--- LISTED ENTRIES ---

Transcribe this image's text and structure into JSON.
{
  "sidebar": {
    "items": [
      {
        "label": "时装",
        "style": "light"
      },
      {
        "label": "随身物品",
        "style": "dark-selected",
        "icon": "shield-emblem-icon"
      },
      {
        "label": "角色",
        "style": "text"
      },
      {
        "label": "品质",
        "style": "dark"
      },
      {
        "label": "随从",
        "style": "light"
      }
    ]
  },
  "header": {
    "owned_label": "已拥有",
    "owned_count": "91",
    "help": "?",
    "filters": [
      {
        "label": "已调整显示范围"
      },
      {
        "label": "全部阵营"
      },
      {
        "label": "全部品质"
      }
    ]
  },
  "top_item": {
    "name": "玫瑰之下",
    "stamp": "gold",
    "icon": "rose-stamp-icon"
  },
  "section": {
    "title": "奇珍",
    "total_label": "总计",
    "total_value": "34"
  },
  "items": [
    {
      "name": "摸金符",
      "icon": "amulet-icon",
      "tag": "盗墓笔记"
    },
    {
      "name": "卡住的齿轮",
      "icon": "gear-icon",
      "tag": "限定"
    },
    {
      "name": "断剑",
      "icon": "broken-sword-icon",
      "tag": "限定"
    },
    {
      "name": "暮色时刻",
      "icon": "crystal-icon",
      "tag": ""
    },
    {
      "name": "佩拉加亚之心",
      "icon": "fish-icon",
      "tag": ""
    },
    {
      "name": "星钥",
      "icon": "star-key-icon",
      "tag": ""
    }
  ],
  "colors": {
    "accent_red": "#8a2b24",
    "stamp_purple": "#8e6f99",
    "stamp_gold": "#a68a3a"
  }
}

---

_TASK STATEMENT_. Transcribe every entry exactly, omitting nothing.

_TASK ANSWER_.
Transcribe this image's text and structure into JSON.
{
  "sidebar": {
    "items": [
      {
        "label": "时装",
        "style": "light"
      },
      {
        "label": "随身物品",
        "style": "dark-selected",
        "icon": "shield-emblem-icon"
      },
      {
        "label": "角色",
        "style": "text"
      },
      {
        "label": "品质",
        "style": "dark"
      },
      {
        "label": "随从",
        "style": "light"
      }
    ]
  },
  "header": {
    "owned_label": "已拥有",
    "owned_count": "91",
    "help": "?",
    "filters": [
      {
        "label": "已调整显示范围"
      },
      {
        "label": "全部阵营"
      },
      {
        "label": "全部品质"
      }
    ]
  },
  "top_item": {
    "name": "玫瑰之下",
    "stamp": "gold",
    "icon": "rose-stamp-icon"
  },
  "section": {
    "title": "奇珍",
    "total_label": "总计",
    "total_value": "34"
  },
  "items": [
    {
      "name": "摸金符",
      "icon": "amulet-icon",
      "tag": "盗墓笔记"
    },
    {
      "name": "卡住的齿轮",
      "icon": "gear-icon",
      "tag": "限定"
    },
    {
      "name": "断剑",
      "icon": "broken-sword-icon",
      "tag": "限定"
    },
    {
      "name": "暮色时刻",
      "icon": "crystal-icon",
      "tag": ""
    },
    {
      "name": "佩拉加亚之心",
      "icon": "fish-icon",
      "tag": ""
    },
    {
      "name": "星钥",
      "icon": "star-key-icon",
      "tag": ""
    }
  ],
  "colors": {
    "accent_red": "#8a2b24",
    "stamp_purple": "#8e6f99",
    "stamp_gold": "#a68a3a"
  }
}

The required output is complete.